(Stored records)
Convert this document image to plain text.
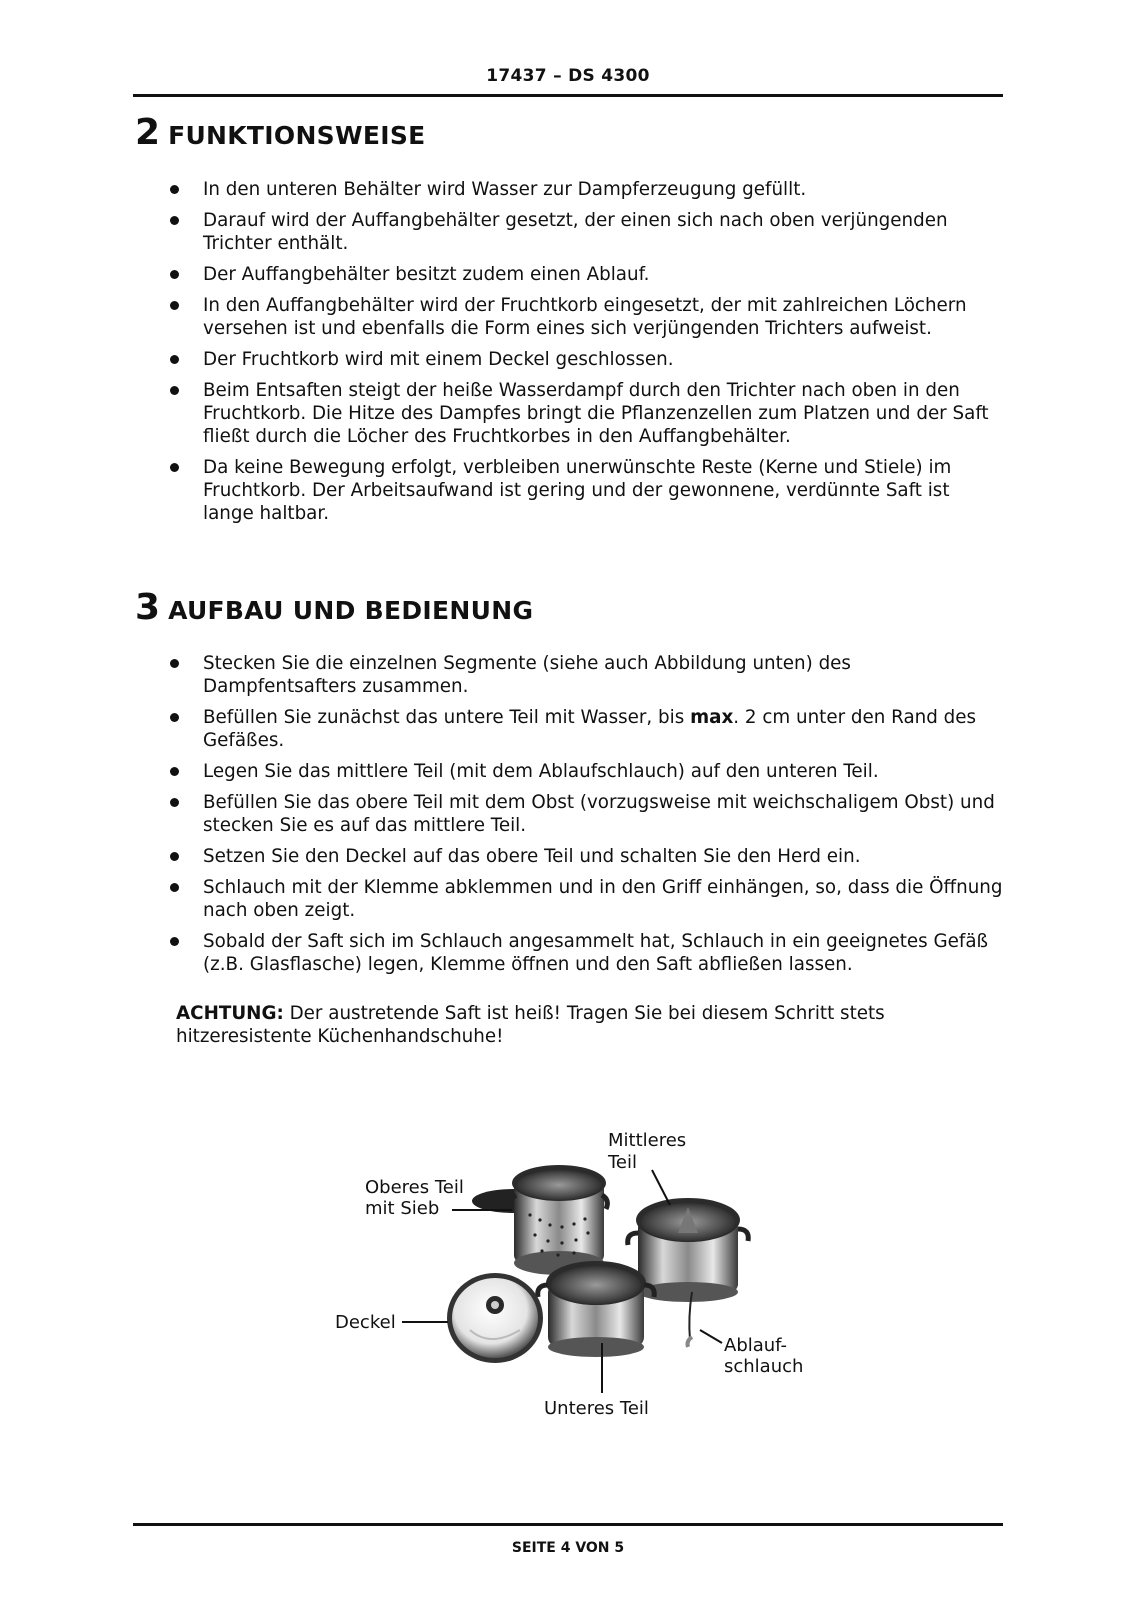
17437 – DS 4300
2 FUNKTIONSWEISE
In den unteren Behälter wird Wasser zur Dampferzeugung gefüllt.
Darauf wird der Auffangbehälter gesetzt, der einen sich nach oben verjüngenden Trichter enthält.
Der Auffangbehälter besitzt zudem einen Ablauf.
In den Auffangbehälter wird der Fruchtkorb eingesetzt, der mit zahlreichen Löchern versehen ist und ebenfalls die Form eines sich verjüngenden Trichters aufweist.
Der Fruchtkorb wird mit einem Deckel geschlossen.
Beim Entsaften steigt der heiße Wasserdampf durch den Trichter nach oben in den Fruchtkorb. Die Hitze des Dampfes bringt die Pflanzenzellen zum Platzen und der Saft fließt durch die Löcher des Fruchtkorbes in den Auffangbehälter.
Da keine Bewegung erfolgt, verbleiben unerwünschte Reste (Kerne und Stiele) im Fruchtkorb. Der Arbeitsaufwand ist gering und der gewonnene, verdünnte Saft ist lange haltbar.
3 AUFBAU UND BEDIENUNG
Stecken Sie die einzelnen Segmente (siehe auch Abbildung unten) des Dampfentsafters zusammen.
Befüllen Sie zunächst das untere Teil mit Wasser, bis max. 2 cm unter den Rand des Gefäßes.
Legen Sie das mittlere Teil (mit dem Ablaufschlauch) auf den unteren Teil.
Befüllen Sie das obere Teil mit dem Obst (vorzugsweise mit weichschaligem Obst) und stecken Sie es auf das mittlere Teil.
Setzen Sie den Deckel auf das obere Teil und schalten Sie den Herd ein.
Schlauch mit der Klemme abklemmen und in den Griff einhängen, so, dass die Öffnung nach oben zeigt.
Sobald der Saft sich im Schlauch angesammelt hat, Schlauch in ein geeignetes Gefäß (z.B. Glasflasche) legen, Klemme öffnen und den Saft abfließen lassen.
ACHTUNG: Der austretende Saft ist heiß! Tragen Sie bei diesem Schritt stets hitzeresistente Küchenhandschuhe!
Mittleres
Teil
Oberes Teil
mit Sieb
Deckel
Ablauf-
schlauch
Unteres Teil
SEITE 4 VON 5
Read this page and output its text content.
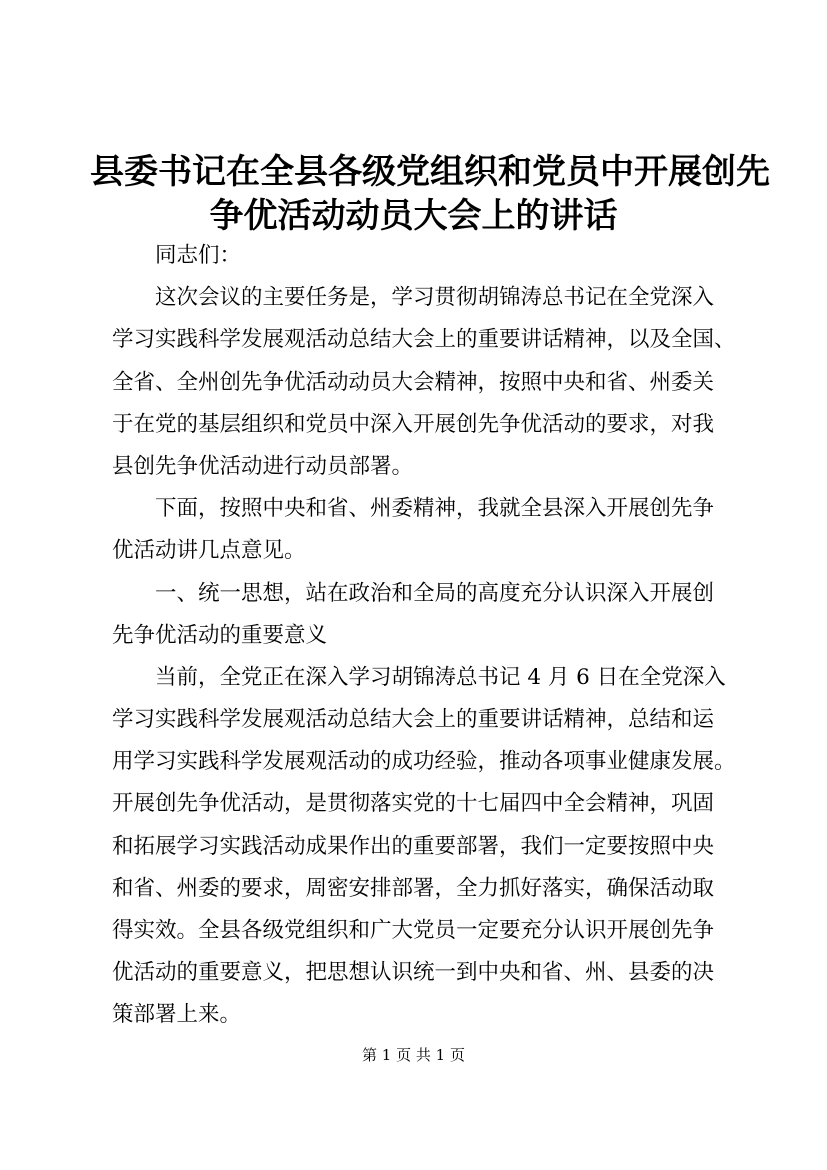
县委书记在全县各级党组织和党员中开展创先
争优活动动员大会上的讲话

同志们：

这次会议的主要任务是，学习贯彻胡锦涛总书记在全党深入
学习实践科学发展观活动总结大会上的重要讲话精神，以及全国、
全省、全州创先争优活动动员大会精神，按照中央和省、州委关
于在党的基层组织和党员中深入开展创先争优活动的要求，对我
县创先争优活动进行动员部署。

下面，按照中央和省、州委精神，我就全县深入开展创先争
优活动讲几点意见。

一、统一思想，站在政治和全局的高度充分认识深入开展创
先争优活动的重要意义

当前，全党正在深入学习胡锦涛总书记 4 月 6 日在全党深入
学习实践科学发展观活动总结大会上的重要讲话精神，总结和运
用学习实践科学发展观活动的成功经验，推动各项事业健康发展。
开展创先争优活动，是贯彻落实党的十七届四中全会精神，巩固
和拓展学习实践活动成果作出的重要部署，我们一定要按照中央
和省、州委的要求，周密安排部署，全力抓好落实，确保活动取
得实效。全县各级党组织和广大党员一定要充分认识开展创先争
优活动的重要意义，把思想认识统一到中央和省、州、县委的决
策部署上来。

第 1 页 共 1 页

...

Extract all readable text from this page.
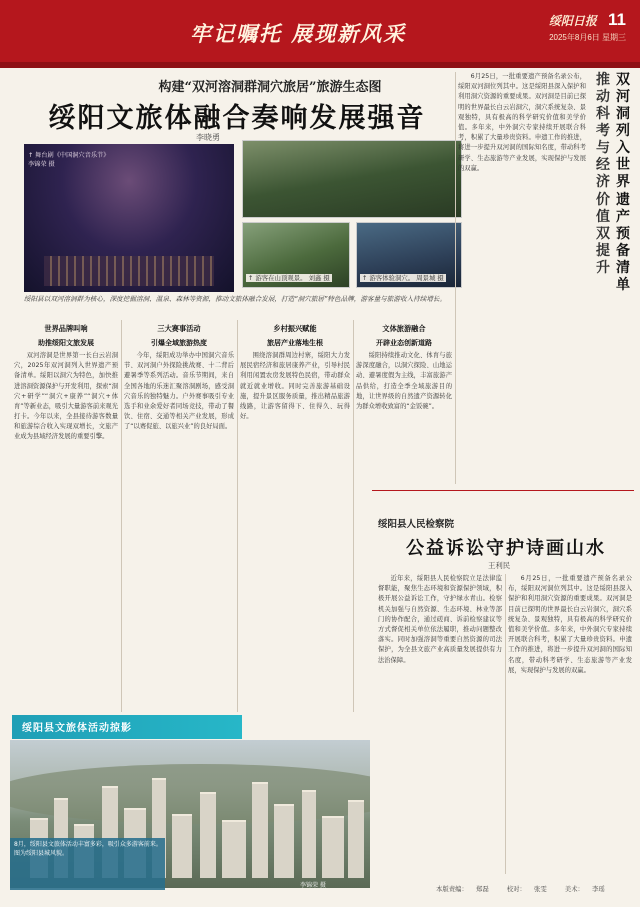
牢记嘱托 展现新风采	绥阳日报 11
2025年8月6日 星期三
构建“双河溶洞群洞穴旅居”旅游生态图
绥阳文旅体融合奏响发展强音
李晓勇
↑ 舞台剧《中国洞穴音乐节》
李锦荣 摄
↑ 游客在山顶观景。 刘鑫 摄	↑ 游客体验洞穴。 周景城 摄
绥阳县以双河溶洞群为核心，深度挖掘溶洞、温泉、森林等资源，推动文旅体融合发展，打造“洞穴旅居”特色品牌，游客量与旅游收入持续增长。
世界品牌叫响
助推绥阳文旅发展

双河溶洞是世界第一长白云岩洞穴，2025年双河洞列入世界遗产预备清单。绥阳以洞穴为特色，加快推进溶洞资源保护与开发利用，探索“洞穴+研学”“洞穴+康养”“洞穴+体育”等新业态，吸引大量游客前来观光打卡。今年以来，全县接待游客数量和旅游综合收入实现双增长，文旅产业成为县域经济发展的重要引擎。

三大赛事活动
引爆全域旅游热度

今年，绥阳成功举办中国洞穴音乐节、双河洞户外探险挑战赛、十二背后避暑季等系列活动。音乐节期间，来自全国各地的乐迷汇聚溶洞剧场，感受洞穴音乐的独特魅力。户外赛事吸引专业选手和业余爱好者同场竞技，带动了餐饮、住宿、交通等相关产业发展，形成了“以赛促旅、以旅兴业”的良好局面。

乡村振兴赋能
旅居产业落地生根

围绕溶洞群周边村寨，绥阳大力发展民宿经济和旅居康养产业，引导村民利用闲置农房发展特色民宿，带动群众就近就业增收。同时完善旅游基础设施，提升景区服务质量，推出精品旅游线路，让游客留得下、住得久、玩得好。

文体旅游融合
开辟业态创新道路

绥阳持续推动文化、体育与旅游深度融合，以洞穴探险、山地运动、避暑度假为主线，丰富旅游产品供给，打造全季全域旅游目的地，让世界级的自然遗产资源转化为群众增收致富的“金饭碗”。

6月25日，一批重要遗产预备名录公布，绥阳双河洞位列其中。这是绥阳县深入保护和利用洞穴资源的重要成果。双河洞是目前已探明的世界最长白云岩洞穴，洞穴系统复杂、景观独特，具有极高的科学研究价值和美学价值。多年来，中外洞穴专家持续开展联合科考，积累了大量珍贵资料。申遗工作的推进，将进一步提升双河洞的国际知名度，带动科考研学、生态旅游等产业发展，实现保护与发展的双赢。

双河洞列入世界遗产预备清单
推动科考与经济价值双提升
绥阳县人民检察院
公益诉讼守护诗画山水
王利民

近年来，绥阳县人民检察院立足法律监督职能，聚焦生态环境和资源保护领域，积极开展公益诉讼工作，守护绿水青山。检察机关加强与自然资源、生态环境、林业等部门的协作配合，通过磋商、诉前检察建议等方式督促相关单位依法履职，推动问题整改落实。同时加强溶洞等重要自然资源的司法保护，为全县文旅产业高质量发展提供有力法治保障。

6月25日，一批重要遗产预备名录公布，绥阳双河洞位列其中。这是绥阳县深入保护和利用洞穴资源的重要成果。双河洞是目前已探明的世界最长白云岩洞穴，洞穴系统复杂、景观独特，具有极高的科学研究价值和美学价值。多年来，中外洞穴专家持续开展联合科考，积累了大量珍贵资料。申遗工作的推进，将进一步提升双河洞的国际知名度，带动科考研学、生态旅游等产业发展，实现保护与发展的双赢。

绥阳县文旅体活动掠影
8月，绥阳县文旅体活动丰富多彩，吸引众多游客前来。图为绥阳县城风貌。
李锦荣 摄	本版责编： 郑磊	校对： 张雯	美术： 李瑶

...

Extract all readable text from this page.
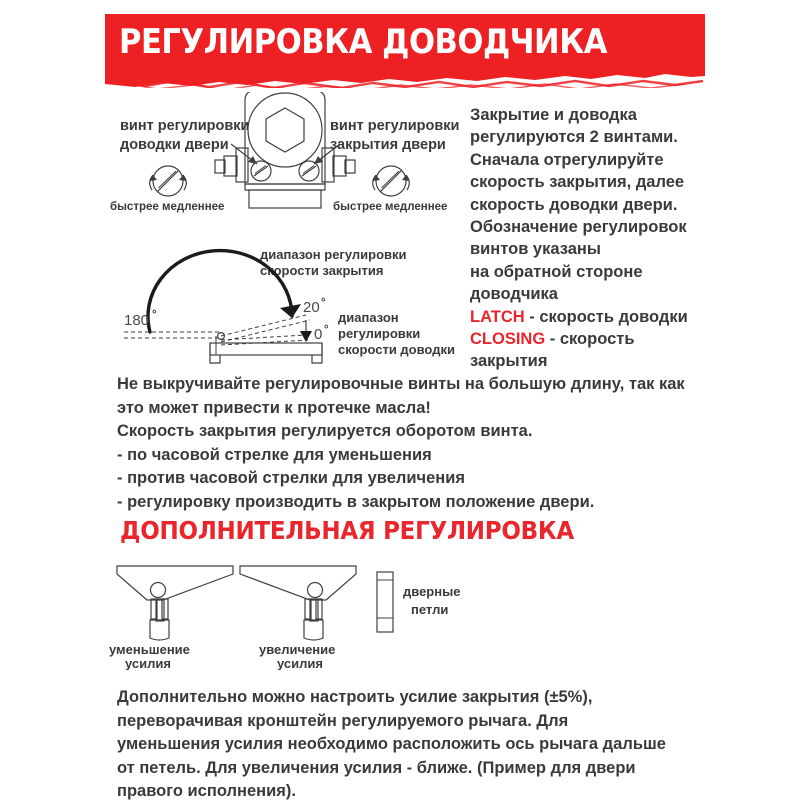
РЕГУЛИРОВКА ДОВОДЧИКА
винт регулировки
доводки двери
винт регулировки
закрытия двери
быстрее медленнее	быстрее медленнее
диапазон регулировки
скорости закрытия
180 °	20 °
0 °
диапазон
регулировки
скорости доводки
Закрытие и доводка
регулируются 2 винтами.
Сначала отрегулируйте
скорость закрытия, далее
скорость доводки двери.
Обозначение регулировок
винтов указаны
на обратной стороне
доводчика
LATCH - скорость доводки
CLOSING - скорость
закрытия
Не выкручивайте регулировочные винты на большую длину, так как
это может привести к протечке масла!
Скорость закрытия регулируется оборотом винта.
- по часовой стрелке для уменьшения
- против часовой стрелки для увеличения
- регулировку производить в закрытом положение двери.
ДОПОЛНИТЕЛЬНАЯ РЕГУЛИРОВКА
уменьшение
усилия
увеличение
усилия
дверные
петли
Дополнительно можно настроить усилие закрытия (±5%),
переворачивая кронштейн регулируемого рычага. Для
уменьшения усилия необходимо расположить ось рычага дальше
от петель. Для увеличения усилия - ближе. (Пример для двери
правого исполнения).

PROBLEM REQUIREMENTS:
From the data above, gather every line that includes the word "Befüllen".

SOLUTION TO THIS PROBLEM:
Befüllen Sie zunächst das untere Teil mit Wasser, bis max. 2 cm unter den Rand des Gefäßes.
Befüllen Sie das obere Teil mit dem Obst (vorzugsweise mit weichschaligem Obst) und stecken Sie es auf das mittlere Teil.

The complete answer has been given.